BEGIN
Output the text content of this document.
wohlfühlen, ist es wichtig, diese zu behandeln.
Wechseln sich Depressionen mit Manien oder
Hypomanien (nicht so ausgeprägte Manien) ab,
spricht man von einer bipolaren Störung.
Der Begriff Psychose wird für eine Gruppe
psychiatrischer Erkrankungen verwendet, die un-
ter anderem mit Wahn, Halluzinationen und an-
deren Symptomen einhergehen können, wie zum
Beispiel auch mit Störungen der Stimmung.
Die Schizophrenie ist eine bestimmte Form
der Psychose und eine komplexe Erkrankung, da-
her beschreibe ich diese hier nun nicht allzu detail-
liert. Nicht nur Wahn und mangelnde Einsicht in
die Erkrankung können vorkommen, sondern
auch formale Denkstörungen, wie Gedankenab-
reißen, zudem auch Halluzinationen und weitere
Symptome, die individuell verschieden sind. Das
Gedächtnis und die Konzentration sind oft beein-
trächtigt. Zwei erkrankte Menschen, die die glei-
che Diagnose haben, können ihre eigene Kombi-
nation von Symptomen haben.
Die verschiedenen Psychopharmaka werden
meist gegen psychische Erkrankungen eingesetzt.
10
END
--- Exercise goal ---
Where a line above holds the string "sind", show that line.

--- Written answer ---
Symptome, die individuell verschieden sind. Das
Gedächtnis und die Konzentration sind oft beein-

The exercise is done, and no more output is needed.